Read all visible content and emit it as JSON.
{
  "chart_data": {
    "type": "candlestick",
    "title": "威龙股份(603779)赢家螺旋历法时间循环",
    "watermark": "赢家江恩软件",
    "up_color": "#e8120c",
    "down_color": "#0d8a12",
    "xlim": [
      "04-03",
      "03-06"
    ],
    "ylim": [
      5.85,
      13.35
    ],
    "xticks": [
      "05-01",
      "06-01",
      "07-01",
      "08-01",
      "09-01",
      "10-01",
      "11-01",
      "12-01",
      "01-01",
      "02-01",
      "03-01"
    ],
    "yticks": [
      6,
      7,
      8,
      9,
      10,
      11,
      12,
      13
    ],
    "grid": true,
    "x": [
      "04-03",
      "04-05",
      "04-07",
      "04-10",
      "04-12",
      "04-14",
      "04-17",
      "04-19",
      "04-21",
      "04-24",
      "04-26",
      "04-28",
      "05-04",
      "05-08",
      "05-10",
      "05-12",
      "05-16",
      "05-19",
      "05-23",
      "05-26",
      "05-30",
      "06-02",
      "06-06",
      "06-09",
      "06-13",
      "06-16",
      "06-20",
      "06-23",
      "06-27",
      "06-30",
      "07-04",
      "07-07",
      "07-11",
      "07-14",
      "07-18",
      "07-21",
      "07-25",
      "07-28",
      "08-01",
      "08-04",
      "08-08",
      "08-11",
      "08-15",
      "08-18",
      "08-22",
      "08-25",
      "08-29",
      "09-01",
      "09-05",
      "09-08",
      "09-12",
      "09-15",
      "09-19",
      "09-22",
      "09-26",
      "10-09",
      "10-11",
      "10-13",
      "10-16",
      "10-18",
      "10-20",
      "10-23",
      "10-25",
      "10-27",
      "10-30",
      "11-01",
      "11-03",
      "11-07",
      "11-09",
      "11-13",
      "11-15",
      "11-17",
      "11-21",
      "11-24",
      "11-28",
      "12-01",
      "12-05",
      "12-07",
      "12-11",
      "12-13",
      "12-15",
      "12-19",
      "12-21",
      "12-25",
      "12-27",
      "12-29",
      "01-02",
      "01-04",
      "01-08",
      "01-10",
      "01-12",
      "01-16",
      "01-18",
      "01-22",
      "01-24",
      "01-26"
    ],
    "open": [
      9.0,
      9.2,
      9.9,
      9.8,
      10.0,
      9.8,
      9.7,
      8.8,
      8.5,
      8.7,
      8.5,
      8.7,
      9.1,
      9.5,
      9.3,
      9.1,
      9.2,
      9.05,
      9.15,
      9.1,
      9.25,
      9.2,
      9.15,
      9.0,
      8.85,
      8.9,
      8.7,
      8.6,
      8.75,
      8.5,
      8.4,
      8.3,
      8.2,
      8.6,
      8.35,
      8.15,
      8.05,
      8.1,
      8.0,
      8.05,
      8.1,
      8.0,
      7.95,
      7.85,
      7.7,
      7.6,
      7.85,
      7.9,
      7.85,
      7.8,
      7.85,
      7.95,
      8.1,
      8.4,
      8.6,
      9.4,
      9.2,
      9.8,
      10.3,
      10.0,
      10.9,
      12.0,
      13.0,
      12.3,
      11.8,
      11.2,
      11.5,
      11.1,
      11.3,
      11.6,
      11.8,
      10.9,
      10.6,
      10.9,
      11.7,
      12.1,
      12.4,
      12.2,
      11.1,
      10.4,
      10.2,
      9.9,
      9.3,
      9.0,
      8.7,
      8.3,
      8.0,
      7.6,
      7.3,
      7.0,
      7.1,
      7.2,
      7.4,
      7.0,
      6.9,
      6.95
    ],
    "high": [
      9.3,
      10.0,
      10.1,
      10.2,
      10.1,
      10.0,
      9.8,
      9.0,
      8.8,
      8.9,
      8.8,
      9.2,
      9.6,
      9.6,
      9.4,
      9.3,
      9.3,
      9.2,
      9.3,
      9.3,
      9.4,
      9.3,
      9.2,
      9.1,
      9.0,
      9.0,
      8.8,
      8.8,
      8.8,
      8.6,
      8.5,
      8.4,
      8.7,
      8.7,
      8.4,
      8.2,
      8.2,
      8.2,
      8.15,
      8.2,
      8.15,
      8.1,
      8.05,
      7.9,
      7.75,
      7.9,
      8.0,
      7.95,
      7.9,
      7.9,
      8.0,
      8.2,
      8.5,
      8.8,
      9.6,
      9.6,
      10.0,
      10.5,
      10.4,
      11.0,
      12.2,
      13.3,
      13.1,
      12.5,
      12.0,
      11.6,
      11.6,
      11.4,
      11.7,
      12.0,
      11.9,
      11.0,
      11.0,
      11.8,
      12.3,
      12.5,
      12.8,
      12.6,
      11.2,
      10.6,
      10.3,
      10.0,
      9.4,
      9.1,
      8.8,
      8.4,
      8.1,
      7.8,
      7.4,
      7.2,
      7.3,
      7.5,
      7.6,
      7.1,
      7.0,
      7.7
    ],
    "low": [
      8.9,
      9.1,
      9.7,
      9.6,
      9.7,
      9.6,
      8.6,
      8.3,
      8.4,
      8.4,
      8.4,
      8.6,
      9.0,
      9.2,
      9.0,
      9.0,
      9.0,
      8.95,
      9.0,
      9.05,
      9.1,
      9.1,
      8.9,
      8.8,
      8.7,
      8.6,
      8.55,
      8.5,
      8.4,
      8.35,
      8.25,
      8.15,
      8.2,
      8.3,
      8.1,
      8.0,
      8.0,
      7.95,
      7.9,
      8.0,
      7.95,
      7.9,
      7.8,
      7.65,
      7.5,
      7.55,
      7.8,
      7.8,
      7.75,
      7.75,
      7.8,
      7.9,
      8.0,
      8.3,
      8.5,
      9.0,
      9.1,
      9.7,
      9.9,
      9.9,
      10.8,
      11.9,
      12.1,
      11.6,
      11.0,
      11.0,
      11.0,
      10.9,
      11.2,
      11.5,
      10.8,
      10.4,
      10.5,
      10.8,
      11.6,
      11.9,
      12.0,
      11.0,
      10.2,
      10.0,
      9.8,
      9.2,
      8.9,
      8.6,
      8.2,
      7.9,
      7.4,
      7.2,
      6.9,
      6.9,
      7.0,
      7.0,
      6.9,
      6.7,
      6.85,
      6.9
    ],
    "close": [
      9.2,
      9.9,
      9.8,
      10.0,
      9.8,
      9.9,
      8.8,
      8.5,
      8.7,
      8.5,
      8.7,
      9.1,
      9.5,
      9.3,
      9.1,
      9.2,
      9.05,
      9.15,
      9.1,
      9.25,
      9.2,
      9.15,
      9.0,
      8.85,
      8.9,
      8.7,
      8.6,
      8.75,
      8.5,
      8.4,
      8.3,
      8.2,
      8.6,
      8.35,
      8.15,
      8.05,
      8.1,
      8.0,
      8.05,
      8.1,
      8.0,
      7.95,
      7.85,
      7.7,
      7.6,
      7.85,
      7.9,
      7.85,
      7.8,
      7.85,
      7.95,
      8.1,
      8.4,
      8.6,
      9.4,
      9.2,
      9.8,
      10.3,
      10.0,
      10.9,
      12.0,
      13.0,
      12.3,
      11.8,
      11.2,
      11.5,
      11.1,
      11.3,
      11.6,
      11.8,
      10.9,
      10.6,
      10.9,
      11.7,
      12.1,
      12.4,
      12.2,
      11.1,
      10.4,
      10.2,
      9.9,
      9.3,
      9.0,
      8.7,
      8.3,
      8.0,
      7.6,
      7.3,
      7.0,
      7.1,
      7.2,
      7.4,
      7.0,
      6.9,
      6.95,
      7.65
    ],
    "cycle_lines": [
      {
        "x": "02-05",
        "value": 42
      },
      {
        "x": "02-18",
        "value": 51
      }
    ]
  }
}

---------------

▶ **Directions for this task**
Restate the whole listing exactly, leaving out nothing.

▶ **Answer**
Read all visible content and emit it as JSON.
{
  "chart_data": {
    "type": "candlestick",
    "title": "威龙股份(603779)赢家螺旋历法时间循环",
    "watermark": "赢家江恩软件",
    "up_color": "#e8120c",
    "down_color": "#0d8a12",
    "xlim": [
      "04-03",
      "03-06"
    ],
    "ylim": [
      5.85,
      13.35
    ],
    "xticks": [
      "05-01",
      "06-01",
      "07-01",
      "08-01",
      "09-01",
      "10-01",
      "11-01",
      "12-01",
      "01-01",
      "02-01",
      "03-01"
    ],
    "yticks": [
      6,
      7,
      8,
      9,
      10,
      11,
      12,
      13
    ],
    "grid": true,
    "x": [
      "04-03",
      "04-05",
      "04-07",
      "04-10",
      "04-12",
      "04-14",
      "04-17",
      "04-19",
      "04-21",
      "04-24",
      "04-26",
      "04-28",
      "05-04",
      "05-08",
      "05-10",
      "05-12",
      "05-16",
      "05-19",
      "05-23",
      "05-26",
      "05-30",
      "06-02",
      "06-06",
      "06-09",
      "06-13",
      "06-16",
      "06-20",
      "06-23",
      "06-27",
      "06-30",
      "07-04",
      "07-07",
      "07-11",
      "07-14",
      "07-18",
      "07-21",
      "07-25",
      "07-28",
      "08-01",
      "08-04",
      "08-08",
      "08-11",
      "08-15",
      "08-18",
      "08-22",
      "08-25",
      "08-29",
      "09-01",
      "09-05",
      "09-08",
      "09-12",
      "09-15",
      "09-19",
      "09-22",
      "09-26",
      "10-09",
      "10-11",
      "10-13",
      "10-16",
      "10-18",
      "10-20",
      "10-23",
      "10-25",
      "10-27",
      "10-30",
      "11-01",
      "11-03",
      "11-07",
      "11-09",
      "11-13",
      "11-15",
      "11-17",
      "11-21",
      "11-24",
      "11-28",
      "12-01",
      "12-05",
      "12-07",
      "12-11",
      "12-13",
      "12-15",
      "12-19",
      "12-21",
      "12-25",
      "12-27",
      "12-29",
      "01-02",
      "01-04",
      "01-08",
      "01-10",
      "01-12",
      "01-16",
      "01-18",
      "01-22",
      "01-24",
      "01-26"
    ],
    "open": [
      9.0,
      9.2,
      9.9,
      9.8,
      10.0,
      9.8,
      9.7,
      8.8,
      8.5,
      8.7,
      8.5,
      8.7,
      9.1,
      9.5,
      9.3,
      9.1,
      9.2,
      9.05,
      9.15,
      9.1,
      9.25,
      9.2,
      9.15,
      9.0,
      8.85,
      8.9,
      8.7,
      8.6,
      8.75,
      8.5,
      8.4,
      8.3,
      8.2,
      8.6,
      8.35,
      8.15,
      8.05,
      8.1,
      8.0,
      8.05,
      8.1,
      8.0,
      7.95,
      7.85,
      7.7,
      7.6,
      7.85,
      7.9,
      7.85,
      7.8,
      7.85,
      7.95,
      8.1,
      8.4,
      8.6,
      9.4,
      9.2,
      9.8,
      10.3,
      10.0,
      10.9,
      12.0,
      13.0,
      12.3,
      11.8,
      11.2,
      11.5,
      11.1,
      11.3,
      11.6,
      11.8,
      10.9,
      10.6,
      10.9,
      11.7,
      12.1,
      12.4,
      12.2,
      11.1,
      10.4,
      10.2,
      9.9,
      9.3,
      9.0,
      8.7,
      8.3,
      8.0,
      7.6,
      7.3,
      7.0,
      7.1,
      7.2,
      7.4,
      7.0,
      6.9,
      6.95
    ],
    "high": [
      9.3,
      10.0,
      10.1,
      10.2,
      10.1,
      10.0,
      9.8,
      9.0,
      8.8,
      8.9,
      8.8,
      9.2,
      9.6,
      9.6,
      9.4,
      9.3,
      9.3,
      9.2,
      9.3,
      9.3,
      9.4,
      9.3,
      9.2,
      9.1,
      9.0,
      9.0,
      8.8,
      8.8,
      8.8,
      8.6,
      8.5,
      8.4,
      8.7,
      8.7,
      8.4,
      8.2,
      8.2,
      8.2,
      8.15,
      8.2,
      8.15,
      8.1,
      8.05,
      7.9,
      7.75,
      7.9,
      8.0,
      7.95,
      7.9,
      7.9,
      8.0,
      8.2,
      8.5,
      8.8,
      9.6,
      9.6,
      10.0,
      10.5,
      10.4,
      11.0,
      12.2,
      13.3,
      13.1,
      12.5,
      12.0,
      11.6,
      11.6,
      11.4,
      11.7,
      12.0,
      11.9,
      11.0,
      11.0,
      11.8,
      12.3,
      12.5,
      12.8,
      12.6,
      11.2,
      10.6,
      10.3,
      10.0,
      9.4,
      9.1,
      8.8,
      8.4,
      8.1,
      7.8,
      7.4,
      7.2,
      7.3,
      7.5,
      7.6,
      7.1,
      7.0,
      7.7
    ],
    "low": [
      8.9,
      9.1,
      9.7,
      9.6,
      9.7,
      9.6,
      8.6,
      8.3,
      8.4,
      8.4,
      8.4,
      8.6,
      9.0,
      9.2,
      9.0,
      9.0,
      9.0,
      8.95,
      9.0,
      9.05,
      9.1,
      9.1,
      8.9,
      8.8,
      8.7,
      8.6,
      8.55,
      8.5,
      8.4,
      8.35,
      8.25,
      8.15,
      8.2,
      8.3,
      8.1,
      8.0,
      8.0,
      7.95,
      7.9,
      8.0,
      7.95,
      7.9,
      7.8,
      7.65,
      7.5,
      7.55,
      7.8,
      7.8,
      7.75,
      7.75,
      7.8,
      7.9,
      8.0,
      8.3,
      8.5,
      9.0,
      9.1,
      9.7,
      9.9,
      9.9,
      10.8,
      11.9,
      12.1,
      11.6,
      11.0,
      11.0,
      11.0,
      10.9,
      11.2,
      11.5,
      10.8,
      10.4,
      10.5,
      10.8,
      11.6,
      11.9,
      12.0,
      11.0,
      10.2,
      10.0,
      9.8,
      9.2,
      8.9,
      8.6,
      8.2,
      7.9,
      7.4,
      7.2,
      6.9,
      6.9,
      7.0,
      7.0,
      6.9,
      6.7,
      6.85,
      6.9
    ],
    "close": [
      9.2,
      9.9,
      9.8,
      10.0,
      9.8,
      9.9,
      8.8,
      8.5,
      8.7,
      8.5,
      8.7,
      9.1,
      9.5,
      9.3,
      9.1,
      9.2,
      9.05,
      9.15,
      9.1,
      9.25,
      9.2,
      9.15,
      9.0,
      8.85,
      8.9,
      8.7,
      8.6,
      8.75,
      8.5,
      8.4,
      8.3,
      8.2,
      8.6,
      8.35,
      8.15,
      8.05,
      8.1,
      8.0,
      8.05,
      8.1,
      8.0,
      7.95,
      7.85,
      7.7,
      7.6,
      7.85,
      7.9,
      7.85,
      7.8,
      7.85,
      7.95,
      8.1,
      8.4,
      8.6,
      9.4,
      9.2,
      9.8,
      10.3,
      10.0,
      10.9,
      12.0,
      13.0,
      12.3,
      11.8,
      11.2,
      11.5,
      11.1,
      11.3,
      11.6,
      11.8,
      10.9,
      10.6,
      10.9,
      11.7,
      12.1,
      12.4,
      12.2,
      11.1,
      10.4,
      10.2,
      9.9,
      9.3,
      9.0,
      8.7,
      8.3,
      8.0,
      7.6,
      7.3,
      7.0,
      7.1,
      7.2,
      7.4,
      7.0,
      6.9,
      6.95,
      7.65
    ],
    "cycle_lines": [
      {
        "x": "02-05",
        "value": 42
      },
      {
        "x": "02-18",
        "value": 51
      }
    ]
  }
}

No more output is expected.